---------- Dataset rows ----------

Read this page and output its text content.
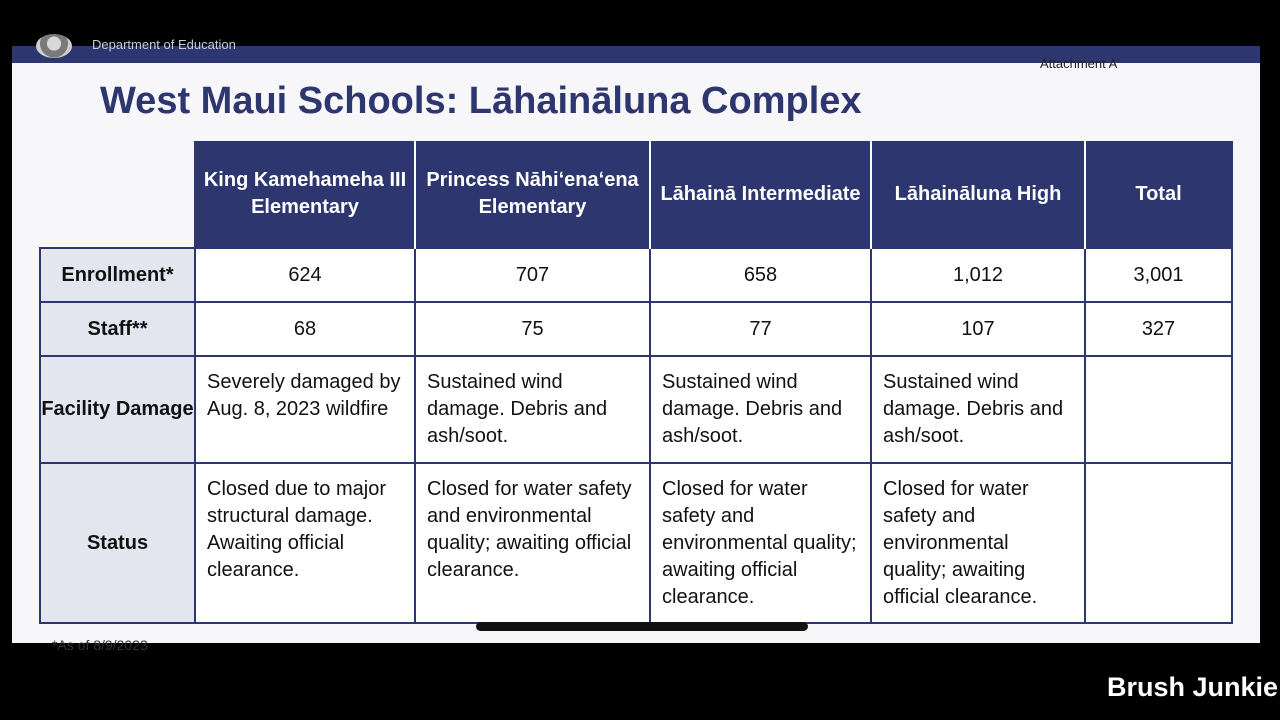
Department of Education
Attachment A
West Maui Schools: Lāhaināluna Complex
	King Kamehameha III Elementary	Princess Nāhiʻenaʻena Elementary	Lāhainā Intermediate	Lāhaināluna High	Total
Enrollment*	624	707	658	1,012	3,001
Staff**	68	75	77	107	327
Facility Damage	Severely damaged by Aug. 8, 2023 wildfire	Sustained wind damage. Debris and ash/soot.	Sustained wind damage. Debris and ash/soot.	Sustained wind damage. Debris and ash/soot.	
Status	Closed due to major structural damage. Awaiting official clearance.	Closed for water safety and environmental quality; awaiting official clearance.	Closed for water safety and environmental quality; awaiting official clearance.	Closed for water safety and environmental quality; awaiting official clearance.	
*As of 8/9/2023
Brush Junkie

----------
---------- Dataset rows ----------

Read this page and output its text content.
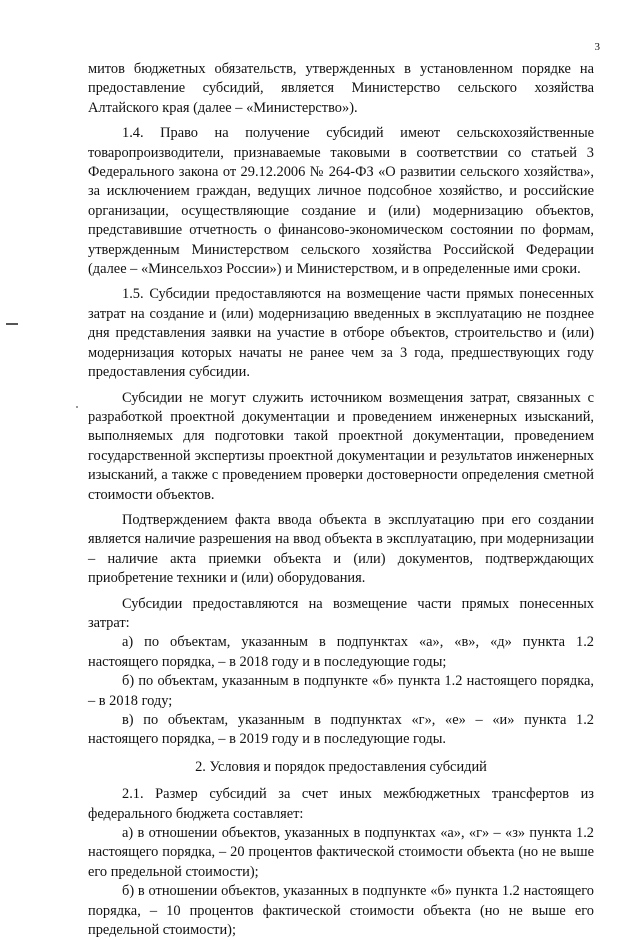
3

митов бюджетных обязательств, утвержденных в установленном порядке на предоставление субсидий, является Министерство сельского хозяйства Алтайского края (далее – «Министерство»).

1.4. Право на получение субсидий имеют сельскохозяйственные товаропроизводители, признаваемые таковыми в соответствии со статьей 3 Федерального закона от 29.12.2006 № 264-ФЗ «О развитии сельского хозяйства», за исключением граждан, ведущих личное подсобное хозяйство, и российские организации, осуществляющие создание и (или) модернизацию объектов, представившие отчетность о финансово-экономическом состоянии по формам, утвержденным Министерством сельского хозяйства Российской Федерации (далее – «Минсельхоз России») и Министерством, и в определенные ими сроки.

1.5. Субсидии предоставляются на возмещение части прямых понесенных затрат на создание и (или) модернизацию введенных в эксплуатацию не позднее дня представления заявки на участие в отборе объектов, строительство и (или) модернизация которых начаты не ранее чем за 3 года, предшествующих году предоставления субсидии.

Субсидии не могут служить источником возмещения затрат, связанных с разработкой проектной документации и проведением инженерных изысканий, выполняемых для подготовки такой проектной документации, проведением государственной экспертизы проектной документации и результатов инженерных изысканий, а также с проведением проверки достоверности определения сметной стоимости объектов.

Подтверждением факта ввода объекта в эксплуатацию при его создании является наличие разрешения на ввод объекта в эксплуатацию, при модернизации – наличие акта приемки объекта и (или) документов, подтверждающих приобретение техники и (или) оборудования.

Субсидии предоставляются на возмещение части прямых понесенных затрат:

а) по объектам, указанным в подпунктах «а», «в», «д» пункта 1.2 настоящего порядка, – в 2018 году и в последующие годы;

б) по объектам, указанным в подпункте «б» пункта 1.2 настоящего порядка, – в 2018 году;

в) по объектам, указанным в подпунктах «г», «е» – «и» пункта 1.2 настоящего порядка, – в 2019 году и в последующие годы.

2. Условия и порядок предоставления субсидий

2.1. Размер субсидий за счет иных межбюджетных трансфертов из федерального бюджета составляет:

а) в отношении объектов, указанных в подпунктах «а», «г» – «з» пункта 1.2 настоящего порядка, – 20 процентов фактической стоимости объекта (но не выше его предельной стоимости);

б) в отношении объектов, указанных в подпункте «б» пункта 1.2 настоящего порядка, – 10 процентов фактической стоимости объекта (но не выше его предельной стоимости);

----------
---------- Dataset rows ----------

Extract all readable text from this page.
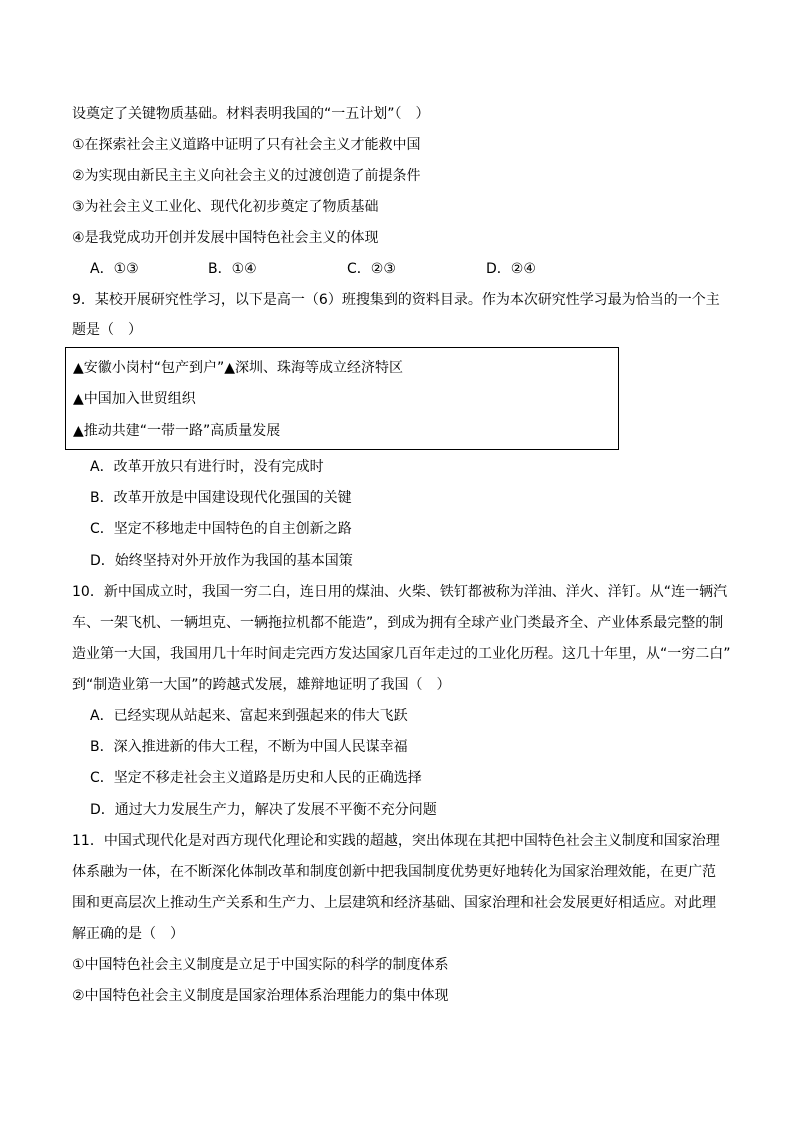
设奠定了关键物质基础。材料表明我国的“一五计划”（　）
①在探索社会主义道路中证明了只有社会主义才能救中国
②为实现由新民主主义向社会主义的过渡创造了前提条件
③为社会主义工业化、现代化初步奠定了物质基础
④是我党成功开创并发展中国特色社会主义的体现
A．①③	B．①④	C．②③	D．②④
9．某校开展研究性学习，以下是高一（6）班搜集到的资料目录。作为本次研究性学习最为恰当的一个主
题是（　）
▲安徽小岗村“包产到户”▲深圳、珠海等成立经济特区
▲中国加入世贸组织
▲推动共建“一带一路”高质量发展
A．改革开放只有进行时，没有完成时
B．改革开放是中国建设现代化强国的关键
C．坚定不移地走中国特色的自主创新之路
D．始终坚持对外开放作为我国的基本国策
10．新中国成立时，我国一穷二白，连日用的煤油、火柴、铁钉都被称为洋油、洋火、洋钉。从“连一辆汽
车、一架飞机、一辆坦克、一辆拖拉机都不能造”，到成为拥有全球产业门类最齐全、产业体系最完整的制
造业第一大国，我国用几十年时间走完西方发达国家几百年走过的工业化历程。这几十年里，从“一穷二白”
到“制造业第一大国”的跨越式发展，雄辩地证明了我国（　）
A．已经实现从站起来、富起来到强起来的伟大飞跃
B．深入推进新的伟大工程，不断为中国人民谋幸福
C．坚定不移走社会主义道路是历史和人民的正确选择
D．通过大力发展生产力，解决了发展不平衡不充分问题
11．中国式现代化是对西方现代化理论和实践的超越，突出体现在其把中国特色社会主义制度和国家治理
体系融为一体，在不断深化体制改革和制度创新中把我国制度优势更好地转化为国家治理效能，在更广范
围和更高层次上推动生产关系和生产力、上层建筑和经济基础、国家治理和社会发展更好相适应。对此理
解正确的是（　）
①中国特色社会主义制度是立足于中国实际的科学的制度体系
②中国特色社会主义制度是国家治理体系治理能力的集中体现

----------

Track down all lines above with the string "понесенных" and copy them.

1.5. Субсидии предоставляются на возмещение части прямых понесенных затрат на создание и (или) модернизацию введенных в эксплуатацию не позднее дня представления заявки на участие в отборе объектов, строительство и (или) модернизация которых начаты не ранее чем за 3 года, предшествующих году предоставления субсидии.
Субсидии предоставляются на возмещение части прямых понесенных затрат:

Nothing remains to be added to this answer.